◆ **What you are asked to do**: Pull each line holding the word "Precipitation" from the data.

━━━━━━━━━━━━━━━━

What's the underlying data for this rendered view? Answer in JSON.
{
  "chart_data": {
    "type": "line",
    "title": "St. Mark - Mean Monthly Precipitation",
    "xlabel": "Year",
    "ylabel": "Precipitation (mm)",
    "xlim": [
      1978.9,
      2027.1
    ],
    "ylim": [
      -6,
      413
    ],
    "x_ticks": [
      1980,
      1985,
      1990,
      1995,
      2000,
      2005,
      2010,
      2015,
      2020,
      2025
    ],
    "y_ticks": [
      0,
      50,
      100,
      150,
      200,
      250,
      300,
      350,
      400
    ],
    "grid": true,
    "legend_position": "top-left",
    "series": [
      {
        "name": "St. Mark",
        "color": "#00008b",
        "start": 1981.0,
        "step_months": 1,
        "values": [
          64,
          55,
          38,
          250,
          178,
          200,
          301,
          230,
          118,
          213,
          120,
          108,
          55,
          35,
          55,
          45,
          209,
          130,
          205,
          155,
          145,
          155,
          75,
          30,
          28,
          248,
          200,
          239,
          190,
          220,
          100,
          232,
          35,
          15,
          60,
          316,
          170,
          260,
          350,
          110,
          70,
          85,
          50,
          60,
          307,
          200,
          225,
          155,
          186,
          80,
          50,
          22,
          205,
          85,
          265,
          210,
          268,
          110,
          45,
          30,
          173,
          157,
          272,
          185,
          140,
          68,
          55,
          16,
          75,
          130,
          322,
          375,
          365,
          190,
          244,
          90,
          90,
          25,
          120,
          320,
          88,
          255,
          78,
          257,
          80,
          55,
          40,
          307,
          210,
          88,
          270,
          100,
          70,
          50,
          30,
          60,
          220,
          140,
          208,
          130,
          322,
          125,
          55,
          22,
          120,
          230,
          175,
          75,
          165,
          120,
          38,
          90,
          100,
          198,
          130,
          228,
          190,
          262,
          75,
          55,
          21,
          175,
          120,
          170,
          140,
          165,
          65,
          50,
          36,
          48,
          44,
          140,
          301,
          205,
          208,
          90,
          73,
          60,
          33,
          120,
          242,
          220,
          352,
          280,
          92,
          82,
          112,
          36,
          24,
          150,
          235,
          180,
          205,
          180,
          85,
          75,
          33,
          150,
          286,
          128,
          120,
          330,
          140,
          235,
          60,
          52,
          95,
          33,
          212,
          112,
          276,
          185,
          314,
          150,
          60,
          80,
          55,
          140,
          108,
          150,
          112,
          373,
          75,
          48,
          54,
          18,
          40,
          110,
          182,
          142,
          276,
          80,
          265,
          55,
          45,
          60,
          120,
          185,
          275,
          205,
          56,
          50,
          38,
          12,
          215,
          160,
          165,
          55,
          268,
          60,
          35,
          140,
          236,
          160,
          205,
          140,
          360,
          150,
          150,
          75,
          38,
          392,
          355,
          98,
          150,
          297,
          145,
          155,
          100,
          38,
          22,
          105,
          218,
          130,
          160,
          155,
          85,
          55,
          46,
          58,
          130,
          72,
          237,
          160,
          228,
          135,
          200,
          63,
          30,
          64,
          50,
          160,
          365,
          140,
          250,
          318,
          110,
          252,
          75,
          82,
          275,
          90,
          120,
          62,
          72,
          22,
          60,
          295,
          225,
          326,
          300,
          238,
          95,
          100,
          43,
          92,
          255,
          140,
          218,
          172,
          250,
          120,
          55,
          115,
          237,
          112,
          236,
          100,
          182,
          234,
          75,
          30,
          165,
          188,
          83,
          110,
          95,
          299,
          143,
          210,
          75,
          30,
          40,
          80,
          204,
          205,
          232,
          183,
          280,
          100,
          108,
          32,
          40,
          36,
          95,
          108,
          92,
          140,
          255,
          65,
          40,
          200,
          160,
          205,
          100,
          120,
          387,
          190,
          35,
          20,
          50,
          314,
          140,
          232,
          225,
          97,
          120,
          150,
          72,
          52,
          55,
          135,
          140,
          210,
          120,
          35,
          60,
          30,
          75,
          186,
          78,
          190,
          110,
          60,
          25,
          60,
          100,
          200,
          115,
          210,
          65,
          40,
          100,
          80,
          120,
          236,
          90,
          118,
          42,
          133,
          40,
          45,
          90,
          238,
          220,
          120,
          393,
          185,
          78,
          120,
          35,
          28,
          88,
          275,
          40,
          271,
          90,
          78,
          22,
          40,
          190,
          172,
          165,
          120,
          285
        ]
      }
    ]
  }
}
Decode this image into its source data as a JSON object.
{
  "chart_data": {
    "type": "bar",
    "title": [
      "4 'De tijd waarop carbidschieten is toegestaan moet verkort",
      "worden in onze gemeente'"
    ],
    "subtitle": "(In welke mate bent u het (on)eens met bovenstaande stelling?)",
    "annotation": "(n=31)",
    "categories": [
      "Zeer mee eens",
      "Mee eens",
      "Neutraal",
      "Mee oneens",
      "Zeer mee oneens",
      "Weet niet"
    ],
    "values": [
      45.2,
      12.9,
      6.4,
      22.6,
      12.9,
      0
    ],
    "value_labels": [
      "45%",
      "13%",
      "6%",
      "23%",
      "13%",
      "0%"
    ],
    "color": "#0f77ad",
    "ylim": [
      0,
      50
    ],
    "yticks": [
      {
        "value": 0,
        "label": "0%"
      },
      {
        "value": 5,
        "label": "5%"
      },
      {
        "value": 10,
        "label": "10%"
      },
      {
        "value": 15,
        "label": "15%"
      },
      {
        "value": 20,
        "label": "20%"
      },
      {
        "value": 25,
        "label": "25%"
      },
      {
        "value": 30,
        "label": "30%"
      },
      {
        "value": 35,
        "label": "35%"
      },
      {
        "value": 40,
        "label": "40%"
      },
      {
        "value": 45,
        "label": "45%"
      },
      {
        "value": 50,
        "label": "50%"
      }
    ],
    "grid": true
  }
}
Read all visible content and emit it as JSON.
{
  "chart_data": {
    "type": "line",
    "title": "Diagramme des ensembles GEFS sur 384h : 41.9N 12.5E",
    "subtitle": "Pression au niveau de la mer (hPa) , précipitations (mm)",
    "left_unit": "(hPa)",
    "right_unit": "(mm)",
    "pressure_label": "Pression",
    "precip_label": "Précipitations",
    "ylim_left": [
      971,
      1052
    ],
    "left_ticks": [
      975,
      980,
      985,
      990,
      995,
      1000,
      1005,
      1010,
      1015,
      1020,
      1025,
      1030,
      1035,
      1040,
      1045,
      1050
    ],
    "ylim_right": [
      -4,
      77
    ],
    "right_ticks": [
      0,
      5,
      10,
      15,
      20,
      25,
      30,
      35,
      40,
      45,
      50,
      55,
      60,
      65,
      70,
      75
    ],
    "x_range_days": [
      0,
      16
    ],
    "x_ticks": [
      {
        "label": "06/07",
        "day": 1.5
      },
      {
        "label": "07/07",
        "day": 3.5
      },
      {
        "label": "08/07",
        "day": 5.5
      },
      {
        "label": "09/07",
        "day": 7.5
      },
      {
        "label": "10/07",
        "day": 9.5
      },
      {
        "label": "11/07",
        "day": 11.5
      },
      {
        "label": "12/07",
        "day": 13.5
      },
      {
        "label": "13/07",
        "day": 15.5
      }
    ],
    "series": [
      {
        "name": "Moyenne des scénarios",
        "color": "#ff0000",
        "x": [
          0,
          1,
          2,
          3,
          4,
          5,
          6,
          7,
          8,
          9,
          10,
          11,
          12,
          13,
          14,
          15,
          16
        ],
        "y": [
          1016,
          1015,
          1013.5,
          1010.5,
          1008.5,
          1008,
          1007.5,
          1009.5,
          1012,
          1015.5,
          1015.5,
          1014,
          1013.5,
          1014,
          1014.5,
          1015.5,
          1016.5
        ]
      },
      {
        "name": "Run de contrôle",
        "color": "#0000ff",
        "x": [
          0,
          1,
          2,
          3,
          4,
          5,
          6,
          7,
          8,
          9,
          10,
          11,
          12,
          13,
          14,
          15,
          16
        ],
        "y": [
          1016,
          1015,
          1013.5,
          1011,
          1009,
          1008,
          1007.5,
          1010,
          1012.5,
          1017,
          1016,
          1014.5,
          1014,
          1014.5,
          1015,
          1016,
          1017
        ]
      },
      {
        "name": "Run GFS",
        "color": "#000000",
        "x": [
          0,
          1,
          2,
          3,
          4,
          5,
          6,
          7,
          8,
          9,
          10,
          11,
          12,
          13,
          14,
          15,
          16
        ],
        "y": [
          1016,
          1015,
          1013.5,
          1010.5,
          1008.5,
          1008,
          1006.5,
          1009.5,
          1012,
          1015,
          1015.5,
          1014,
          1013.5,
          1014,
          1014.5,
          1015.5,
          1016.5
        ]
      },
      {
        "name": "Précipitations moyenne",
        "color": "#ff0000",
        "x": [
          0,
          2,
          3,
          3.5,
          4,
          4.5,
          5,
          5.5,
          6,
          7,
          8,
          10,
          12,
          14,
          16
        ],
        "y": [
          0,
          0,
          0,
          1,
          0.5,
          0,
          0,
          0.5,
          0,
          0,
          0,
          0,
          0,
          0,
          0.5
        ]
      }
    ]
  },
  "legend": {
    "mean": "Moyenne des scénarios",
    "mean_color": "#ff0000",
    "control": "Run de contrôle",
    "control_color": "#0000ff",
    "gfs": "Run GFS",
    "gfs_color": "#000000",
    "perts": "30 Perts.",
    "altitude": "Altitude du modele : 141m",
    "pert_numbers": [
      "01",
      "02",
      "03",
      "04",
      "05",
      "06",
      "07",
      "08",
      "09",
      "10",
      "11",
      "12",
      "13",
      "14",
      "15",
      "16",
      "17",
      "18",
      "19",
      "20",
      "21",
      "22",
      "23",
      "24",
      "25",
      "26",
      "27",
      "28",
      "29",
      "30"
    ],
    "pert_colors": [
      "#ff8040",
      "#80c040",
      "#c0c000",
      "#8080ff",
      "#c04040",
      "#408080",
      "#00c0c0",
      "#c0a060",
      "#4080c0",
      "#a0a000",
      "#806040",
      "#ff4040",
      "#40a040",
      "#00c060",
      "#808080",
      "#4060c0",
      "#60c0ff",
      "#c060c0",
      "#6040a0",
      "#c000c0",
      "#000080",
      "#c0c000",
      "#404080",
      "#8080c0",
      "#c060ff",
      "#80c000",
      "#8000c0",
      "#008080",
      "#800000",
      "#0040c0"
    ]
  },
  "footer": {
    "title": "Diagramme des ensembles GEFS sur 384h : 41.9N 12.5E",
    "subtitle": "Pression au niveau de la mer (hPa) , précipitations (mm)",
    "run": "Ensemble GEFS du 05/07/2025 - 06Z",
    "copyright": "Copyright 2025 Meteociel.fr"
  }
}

━━━━━━━━━━━━━━━━

◆ **Result**:
    "title": "St. Mark - Mean Monthly Precipitation",
    "ylabel": "Precipitation (mm)",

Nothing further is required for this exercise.